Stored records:
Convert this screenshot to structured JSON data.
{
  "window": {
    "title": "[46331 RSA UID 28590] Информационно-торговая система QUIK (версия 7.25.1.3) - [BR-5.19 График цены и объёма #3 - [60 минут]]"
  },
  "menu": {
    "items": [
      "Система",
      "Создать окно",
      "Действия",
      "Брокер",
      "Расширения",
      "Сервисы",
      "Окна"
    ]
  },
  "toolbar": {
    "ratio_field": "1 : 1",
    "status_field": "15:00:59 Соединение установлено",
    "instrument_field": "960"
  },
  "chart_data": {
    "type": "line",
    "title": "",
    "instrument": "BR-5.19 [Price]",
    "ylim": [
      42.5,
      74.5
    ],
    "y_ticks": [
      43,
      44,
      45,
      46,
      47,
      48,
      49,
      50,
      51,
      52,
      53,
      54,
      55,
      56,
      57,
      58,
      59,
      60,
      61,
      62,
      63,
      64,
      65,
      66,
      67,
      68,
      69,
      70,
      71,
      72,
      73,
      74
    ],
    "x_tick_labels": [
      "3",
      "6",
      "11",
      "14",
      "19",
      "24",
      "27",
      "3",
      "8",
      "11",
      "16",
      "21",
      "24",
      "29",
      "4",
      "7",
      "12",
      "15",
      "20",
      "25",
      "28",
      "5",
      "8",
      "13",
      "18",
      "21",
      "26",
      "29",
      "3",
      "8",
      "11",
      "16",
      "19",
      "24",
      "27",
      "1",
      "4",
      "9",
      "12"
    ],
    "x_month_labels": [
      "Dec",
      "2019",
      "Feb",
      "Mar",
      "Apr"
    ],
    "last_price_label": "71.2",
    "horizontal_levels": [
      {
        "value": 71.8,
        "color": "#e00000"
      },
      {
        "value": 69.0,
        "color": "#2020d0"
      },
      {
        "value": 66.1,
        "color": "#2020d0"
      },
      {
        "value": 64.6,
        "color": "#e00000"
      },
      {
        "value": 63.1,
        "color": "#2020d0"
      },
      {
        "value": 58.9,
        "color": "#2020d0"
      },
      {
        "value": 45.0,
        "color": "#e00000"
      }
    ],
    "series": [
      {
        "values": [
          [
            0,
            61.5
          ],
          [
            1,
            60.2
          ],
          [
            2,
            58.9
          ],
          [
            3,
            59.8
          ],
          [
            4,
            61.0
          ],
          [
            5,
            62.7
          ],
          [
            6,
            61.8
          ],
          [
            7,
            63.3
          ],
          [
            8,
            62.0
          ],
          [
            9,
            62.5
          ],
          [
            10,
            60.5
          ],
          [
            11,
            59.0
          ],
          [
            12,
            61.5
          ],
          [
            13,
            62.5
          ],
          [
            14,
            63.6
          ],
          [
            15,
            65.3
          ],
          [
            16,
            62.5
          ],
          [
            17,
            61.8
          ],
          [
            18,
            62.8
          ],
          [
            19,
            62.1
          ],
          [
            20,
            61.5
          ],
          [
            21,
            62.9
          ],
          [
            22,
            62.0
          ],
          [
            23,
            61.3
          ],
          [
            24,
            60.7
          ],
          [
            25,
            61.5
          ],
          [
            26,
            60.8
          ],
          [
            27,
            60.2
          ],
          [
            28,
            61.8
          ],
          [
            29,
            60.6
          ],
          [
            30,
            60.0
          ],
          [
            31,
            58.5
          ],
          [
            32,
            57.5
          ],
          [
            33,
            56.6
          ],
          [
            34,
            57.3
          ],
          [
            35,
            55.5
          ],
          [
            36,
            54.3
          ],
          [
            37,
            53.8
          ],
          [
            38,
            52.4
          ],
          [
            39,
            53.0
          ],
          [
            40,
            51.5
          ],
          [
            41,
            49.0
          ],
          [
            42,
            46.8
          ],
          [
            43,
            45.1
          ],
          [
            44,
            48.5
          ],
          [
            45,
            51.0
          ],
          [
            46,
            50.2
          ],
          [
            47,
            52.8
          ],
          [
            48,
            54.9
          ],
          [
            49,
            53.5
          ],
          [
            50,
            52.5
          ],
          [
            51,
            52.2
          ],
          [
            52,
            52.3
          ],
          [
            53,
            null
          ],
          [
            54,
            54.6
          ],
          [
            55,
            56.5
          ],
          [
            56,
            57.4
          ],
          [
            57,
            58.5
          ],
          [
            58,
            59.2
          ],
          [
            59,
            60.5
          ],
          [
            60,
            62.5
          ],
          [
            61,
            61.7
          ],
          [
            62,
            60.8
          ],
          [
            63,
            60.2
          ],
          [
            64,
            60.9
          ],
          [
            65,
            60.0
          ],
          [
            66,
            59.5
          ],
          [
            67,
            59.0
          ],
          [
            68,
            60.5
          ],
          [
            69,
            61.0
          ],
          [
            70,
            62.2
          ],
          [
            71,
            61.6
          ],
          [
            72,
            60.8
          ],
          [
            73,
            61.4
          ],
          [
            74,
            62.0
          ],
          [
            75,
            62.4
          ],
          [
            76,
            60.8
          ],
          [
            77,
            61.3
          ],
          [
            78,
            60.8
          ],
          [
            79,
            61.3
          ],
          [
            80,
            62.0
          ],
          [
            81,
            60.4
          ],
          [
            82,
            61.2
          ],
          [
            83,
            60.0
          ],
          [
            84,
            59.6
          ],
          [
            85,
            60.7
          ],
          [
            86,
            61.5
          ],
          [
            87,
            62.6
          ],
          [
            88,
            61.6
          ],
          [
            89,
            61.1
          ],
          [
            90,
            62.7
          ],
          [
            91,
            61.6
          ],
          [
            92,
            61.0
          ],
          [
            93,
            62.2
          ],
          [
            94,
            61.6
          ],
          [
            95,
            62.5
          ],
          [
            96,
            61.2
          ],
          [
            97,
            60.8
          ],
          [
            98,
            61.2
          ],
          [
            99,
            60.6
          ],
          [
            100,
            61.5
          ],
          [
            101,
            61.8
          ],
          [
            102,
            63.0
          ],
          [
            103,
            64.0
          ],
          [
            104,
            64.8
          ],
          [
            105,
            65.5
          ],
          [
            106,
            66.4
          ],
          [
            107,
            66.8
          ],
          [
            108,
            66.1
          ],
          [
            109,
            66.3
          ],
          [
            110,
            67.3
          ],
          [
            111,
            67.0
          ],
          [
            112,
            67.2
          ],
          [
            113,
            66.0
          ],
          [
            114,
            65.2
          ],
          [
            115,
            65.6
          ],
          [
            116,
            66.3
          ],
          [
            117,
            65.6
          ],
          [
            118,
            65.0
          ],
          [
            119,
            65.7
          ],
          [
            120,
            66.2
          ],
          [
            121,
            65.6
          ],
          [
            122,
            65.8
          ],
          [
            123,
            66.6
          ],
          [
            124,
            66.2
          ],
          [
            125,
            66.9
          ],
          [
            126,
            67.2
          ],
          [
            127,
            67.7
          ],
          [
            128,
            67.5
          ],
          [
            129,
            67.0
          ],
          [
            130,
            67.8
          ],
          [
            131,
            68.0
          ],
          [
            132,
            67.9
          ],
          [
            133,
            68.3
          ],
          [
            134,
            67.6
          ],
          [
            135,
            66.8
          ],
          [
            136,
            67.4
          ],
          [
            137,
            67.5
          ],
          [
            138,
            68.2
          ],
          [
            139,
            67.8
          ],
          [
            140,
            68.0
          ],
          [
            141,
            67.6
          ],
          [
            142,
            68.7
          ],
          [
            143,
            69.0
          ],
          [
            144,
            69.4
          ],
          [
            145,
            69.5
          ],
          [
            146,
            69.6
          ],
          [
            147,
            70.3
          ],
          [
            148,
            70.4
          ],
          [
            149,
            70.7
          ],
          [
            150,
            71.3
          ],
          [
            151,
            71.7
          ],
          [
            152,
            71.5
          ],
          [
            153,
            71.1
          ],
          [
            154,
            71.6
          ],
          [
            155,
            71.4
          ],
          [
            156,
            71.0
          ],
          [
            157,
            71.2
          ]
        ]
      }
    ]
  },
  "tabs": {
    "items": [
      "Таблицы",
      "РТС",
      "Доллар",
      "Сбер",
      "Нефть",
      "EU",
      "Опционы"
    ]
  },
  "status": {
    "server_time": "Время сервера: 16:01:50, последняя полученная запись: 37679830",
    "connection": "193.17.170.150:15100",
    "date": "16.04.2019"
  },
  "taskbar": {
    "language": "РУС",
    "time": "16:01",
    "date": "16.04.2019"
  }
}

DESCRIPTION OF THE TASK:
Using the entries above, tally how many lines have the word "title" in them; write the number and nothing more.

CORRECT RESULT:
2